◆ The problem:
Make an exact copy of all the data.

Some records
**********

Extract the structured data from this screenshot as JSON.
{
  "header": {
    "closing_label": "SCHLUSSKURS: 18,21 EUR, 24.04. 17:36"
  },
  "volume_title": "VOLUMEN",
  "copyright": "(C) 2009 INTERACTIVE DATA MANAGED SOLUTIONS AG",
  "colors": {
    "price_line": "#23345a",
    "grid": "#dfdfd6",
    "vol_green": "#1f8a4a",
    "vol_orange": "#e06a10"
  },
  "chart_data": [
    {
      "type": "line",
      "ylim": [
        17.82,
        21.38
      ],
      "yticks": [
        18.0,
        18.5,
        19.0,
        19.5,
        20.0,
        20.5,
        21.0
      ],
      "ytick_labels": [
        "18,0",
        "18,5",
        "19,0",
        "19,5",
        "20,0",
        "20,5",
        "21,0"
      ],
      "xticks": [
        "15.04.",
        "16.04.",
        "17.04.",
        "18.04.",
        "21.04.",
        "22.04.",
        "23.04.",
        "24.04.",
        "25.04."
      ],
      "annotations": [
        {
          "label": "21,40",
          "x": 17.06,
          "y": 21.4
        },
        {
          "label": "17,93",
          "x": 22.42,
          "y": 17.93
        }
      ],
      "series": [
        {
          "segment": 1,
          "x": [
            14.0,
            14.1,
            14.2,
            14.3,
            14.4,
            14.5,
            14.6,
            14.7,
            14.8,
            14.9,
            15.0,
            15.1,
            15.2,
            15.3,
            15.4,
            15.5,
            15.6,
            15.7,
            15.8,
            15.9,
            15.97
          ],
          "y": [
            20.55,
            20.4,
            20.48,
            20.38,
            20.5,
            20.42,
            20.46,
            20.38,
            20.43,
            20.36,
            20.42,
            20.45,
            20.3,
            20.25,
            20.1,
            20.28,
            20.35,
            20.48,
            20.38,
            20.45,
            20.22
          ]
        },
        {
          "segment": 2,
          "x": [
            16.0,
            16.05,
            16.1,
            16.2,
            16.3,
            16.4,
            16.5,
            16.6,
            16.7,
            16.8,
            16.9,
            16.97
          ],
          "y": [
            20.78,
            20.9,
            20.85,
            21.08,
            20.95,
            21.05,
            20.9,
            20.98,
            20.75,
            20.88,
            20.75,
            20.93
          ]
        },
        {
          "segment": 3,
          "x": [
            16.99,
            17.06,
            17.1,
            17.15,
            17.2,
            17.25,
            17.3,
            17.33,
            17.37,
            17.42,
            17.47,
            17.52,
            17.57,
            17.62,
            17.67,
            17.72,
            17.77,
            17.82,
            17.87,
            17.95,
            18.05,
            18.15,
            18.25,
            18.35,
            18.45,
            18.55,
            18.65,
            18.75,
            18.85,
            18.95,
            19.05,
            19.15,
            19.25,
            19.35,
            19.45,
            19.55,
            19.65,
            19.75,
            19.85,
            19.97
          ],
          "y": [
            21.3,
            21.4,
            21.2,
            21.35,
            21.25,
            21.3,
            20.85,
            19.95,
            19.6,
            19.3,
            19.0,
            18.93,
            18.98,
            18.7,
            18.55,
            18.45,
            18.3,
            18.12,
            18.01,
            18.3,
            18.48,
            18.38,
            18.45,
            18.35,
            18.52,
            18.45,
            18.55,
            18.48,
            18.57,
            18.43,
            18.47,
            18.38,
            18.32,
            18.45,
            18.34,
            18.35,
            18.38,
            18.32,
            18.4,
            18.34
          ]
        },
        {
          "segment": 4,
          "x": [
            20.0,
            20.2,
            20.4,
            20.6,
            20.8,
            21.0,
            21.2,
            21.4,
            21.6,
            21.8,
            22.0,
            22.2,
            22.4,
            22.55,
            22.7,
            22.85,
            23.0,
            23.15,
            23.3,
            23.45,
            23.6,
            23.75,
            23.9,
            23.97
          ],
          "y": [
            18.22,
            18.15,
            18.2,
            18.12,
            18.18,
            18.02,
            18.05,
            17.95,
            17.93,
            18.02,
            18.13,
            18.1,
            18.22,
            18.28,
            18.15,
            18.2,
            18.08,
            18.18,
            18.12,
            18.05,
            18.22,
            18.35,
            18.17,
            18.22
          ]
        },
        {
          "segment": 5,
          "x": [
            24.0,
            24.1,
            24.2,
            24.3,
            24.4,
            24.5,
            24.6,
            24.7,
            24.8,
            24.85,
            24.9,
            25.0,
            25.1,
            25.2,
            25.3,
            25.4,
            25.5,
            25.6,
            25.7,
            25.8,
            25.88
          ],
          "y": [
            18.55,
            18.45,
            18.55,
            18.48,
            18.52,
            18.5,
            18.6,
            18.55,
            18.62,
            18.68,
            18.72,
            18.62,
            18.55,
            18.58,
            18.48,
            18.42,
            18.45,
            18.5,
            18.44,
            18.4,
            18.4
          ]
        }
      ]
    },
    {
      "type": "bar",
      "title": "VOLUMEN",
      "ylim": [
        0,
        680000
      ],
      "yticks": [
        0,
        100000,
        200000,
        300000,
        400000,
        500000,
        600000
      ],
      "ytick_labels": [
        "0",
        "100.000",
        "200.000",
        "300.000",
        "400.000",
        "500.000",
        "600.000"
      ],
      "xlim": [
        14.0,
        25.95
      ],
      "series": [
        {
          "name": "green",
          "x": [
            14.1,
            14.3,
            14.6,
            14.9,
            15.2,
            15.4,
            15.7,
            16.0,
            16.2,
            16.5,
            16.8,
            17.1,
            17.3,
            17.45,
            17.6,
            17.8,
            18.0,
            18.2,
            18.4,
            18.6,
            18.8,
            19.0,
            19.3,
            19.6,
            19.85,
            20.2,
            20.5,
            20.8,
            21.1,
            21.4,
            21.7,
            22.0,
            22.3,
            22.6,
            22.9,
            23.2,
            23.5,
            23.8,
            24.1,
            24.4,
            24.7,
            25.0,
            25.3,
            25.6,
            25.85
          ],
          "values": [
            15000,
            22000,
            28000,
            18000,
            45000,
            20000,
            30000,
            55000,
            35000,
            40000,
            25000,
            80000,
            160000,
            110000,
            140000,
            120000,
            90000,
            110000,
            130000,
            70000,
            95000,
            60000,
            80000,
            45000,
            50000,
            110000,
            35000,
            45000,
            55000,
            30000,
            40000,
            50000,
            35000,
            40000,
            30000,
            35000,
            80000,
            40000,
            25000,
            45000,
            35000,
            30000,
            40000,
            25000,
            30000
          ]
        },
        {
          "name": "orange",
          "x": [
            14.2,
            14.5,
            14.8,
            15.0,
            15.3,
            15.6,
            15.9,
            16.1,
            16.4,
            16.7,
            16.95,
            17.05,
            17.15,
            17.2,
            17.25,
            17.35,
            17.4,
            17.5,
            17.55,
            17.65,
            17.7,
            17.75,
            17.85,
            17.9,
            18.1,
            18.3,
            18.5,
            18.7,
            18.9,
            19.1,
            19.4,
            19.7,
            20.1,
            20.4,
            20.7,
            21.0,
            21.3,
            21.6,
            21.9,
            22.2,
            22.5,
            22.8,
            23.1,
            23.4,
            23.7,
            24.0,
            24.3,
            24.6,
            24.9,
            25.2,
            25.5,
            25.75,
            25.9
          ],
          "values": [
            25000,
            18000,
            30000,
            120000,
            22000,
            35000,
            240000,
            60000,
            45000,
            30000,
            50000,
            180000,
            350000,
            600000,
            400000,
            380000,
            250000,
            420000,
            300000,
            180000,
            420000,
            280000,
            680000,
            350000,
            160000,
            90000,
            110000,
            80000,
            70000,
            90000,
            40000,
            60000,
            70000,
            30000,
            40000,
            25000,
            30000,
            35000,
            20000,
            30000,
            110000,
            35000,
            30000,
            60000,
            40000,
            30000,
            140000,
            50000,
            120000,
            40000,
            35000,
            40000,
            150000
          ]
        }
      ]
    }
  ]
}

**********

◆ Response to the task:
Extract the structured data from this screenshot as JSON.
{
  "header": {
    "closing_label": "SCHLUSSKURS: 18,21 EUR, 24.04. 17:36"
  },
  "volume_title": "VOLUMEN",
  "copyright": "(C) 2009 INTERACTIVE DATA MANAGED SOLUTIONS AG",
  "colors": {
    "price_line": "#23345a",
    "grid": "#dfdfd6",
    "vol_green": "#1f8a4a",
    "vol_orange": "#e06a10"
  },
  "chart_data": [
    {
      "type": "line",
      "ylim": [
        17.82,
        21.38
      ],
      "yticks": [
        18.0,
        18.5,
        19.0,
        19.5,
        20.0,
        20.5,
        21.0
      ],
      "ytick_labels": [
        "18,0",
        "18,5",
        "19,0",
        "19,5",
        "20,0",
        "20,5",
        "21,0"
      ],
      "xticks": [
        "15.04.",
        "16.04.",
        "17.04.",
        "18.04.",
        "21.04.",
        "22.04.",
        "23.04.",
        "24.04.",
        "25.04."
      ],
      "annotations": [
        {
          "label": "21,40",
          "x": 17.06,
          "y": 21.4
        },
        {
          "label": "17,93",
          "x": 22.42,
          "y": 17.93
        }
      ],
      "series": [
        {
          "segment": 1,
          "x": [
            14.0,
            14.1,
            14.2,
            14.3,
            14.4,
            14.5,
            14.6,
            14.7,
            14.8,
            14.9,
            15.0,
            15.1,
            15.2,
            15.3,
            15.4,
            15.5,
            15.6,
            15.7,
            15.8,
            15.9,
            15.97
          ],
          "y": [
            20.55,
            20.4,
            20.48,
            20.38,
            20.5,
            20.42,
            20.46,
            20.38,
            20.43,
            20.36,
            20.42,
            20.45,
            20.3,
            20.25,
            20.1,
            20.28,
            20.35,
            20.48,
            20.38,
            20.45,
            20.22
          ]
        },
        {
          "segment": 2,
          "x": [
            16.0,
            16.05,
            16.1,
            16.2,
            16.3,
            16.4,
            16.5,
            16.6,
            16.7,
            16.8,
            16.9,
            16.97
          ],
          "y": [
            20.78,
            20.9,
            20.85,
            21.08,
            20.95,
            21.05,
            20.9,
            20.98,
            20.75,
            20.88,
            20.75,
            20.93
          ]
        },
        {
          "segment": 3,
          "x": [
            16.99,
            17.06,
            17.1,
            17.15,
            17.2,
            17.25,
            17.3,
            17.33,
            17.37,
            17.42,
            17.47,
            17.52,
            17.57,
            17.62,
            17.67,
            17.72,
            17.77,
            17.82,
            17.87,
            17.95,
            18.05,
            18.15,
            18.25,
            18.35,
            18.45,
            18.55,
            18.65,
            18.75,
            18.85,
            18.95,
            19.05,
            19.15,
            19.25,
            19.35,
            19.45,
            19.55,
            19.65,
            19.75,
            19.85,
            19.97
          ],
          "y": [
            21.3,
            21.4,
            21.2,
            21.35,
            21.25,
            21.3,
            20.85,
            19.95,
            19.6,
            19.3,
            19.0,
            18.93,
            18.98,
            18.7,
            18.55,
            18.45,
            18.3,
            18.12,
            18.01,
            18.3,
            18.48,
            18.38,
            18.45,
            18.35,
            18.52,
            18.45,
            18.55,
            18.48,
            18.57,
            18.43,
            18.47,
            18.38,
            18.32,
            18.45,
            18.34,
            18.35,
            18.38,
            18.32,
            18.4,
            18.34
          ]
        },
        {
          "segment": 4,
          "x": [
            20.0,
            20.2,
            20.4,
            20.6,
            20.8,
            21.0,
            21.2,
            21.4,
            21.6,
            21.8,
            22.0,
            22.2,
            22.4,
            22.55,
            22.7,
            22.85,
            23.0,
            23.15,
            23.3,
            23.45,
            23.6,
            23.75,
            23.9,
            23.97
          ],
          "y": [
            18.22,
            18.15,
            18.2,
            18.12,
            18.18,
            18.02,
            18.05,
            17.95,
            17.93,
            18.02,
            18.13,
            18.1,
            18.22,
            18.28,
            18.15,
            18.2,
            18.08,
            18.18,
            18.12,
            18.05,
            18.22,
            18.35,
            18.17,
            18.22
          ]
        },
        {
          "segment": 5,
          "x": [
            24.0,
            24.1,
            24.2,
            24.3,
            24.4,
            24.5,
            24.6,
            24.7,
            24.8,
            24.85,
            24.9,
            25.0,
            25.1,
            25.2,
            25.3,
            25.4,
            25.5,
            25.6,
            25.7,
            25.8,
            25.88
          ],
          "y": [
            18.55,
            18.45,
            18.55,
            18.48,
            18.52,
            18.5,
            18.6,
            18.55,
            18.62,
            18.68,
            18.72,
            18.62,
            18.55,
            18.58,
            18.48,
            18.42,
            18.45,
            18.5,
            18.44,
            18.4,
            18.4
          ]
        }
      ]
    },
    {
      "type": "bar",
      "title": "VOLUMEN",
      "ylim": [
        0,
        680000
      ],
      "yticks": [
        0,
        100000,
        200000,
        300000,
        400000,
        500000,
        600000
      ],
      "ytick_labels": [
        "0",
        "100.000",
        "200.000",
        "300.000",
        "400.000",
        "500.000",
        "600.000"
      ],
      "xlim": [
        14.0,
        25.95
      ],
      "series": [
        {
          "name": "green",
          "x": [
            14.1,
            14.3,
            14.6,
            14.9,
            15.2,
            15.4,
            15.7,
            16.0,
            16.2,
            16.5,
            16.8,
            17.1,
            17.3,
            17.45,
            17.6,
            17.8,
            18.0,
            18.2,
            18.4,
            18.6,
            18.8,
            19.0,
            19.3,
            19.6,
            19.85,
            20.2,
            20.5,
            20.8,
            21.1,
            21.4,
            21.7,
            22.0,
            22.3,
            22.6,
            22.9,
            23.2,
            23.5,
            23.8,
            24.1,
            24.4,
            24.7,
            25.0,
            25.3,
            25.6,
            25.85
          ],
          "values": [
            15000,
            22000,
            28000,
            18000,
            45000,
            20000,
            30000,
            55000,
            35000,
            40000,
            25000,
            80000,
            160000,
            110000,
            140000,
            120000,
            90000,
            110000,
            130000,
            70000,
            95000,
            60000,
            80000,
            45000,
            50000,
            110000,
            35000,
            45000,
            55000,
            30000,
            40000,
            50000,
            35000,
            40000,
            30000,
            35000,
            80000,
            40000,
            25000,
            45000,
            35000,
            30000,
            40000,
            25000,
            30000
          ]
        },
        {
          "name": "orange",
          "x": [
            14.2,
            14.5,
            14.8,
            15.0,
            15.3,
            15.6,
            15.9,
            16.1,
            16.4,
            16.7,
            16.95,
            17.05,
            17.15,
            17.2,
            17.25,
            17.35,
            17.4,
            17.5,
            17.55,
            17.65,
            17.7,
            17.75,
            17.85,
            17.9,
            18.1,
            18.3,
            18.5,
            18.7,
            18.9,
            19.1,
            19.4,
            19.7,
            20.1,
            20.4,
            20.7,
            21.0,
            21.3,
            21.6,
            21.9,
            22.2,
            22.5,
            22.8,
            23.1,
            23.4,
            23.7,
            24.0,
            24.3,
            24.6,
            24.9,
            25.2,
            25.5,
            25.75,
            25.9
          ],
          "values": [
            25000,
            18000,
            30000,
            120000,
            22000,
            35000,
            240000,
            60000,
            45000,
            30000,
            50000,
            180000,
            350000,
            600000,
            400000,
            380000,
            250000,
            420000,
            300000,
            180000,
            420000,
            280000,
            680000,
            350000,
            160000,
            90000,
            110000,
            80000,
            70000,
            90000,
            40000,
            60000,
            70000,
            30000,
            40000,
            25000,
            30000,
            35000,
            20000,
            30000,
            110000,
            35000,
            30000,
            60000,
            40000,
            30000,
            140000,
            50000,
            120000,
            40000,
            35000,
            40000,
            150000
          ]
        }
      ]
    }
  ]
}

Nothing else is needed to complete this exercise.